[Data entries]
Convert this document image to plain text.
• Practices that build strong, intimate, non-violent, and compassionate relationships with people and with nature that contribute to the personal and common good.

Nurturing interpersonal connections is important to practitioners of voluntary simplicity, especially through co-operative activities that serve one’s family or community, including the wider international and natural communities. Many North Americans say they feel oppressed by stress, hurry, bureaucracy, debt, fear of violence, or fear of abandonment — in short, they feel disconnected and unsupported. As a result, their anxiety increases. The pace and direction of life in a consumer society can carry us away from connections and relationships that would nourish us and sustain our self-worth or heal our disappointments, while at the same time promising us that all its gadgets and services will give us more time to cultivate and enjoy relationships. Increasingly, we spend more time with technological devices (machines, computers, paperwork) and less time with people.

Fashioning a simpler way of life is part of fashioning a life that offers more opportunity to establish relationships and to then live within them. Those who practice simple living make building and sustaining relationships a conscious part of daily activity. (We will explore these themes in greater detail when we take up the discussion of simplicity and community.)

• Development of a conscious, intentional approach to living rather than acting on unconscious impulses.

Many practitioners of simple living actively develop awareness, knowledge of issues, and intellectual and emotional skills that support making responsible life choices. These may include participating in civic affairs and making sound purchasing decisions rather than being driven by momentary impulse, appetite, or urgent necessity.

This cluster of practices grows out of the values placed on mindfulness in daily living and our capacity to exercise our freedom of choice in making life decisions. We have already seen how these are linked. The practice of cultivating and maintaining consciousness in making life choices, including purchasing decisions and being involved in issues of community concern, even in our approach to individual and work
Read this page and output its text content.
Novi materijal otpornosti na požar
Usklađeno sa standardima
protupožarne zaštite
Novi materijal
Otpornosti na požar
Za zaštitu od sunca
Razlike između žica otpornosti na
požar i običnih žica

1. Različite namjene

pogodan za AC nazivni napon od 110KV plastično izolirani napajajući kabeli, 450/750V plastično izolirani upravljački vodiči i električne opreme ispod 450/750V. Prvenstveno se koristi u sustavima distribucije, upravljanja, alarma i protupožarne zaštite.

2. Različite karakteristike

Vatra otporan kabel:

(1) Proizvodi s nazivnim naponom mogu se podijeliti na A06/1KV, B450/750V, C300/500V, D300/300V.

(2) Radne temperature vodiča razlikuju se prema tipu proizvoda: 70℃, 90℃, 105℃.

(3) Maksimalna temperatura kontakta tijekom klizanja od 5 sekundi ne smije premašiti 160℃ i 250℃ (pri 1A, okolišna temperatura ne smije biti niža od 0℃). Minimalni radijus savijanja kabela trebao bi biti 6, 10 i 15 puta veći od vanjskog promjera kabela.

**STATED GOAL**
Copy out each line in the preceding records that contains "Različite".

**RESULT OF THIS EXERCISE**
1. Različite namjene
2. Različite karakteristike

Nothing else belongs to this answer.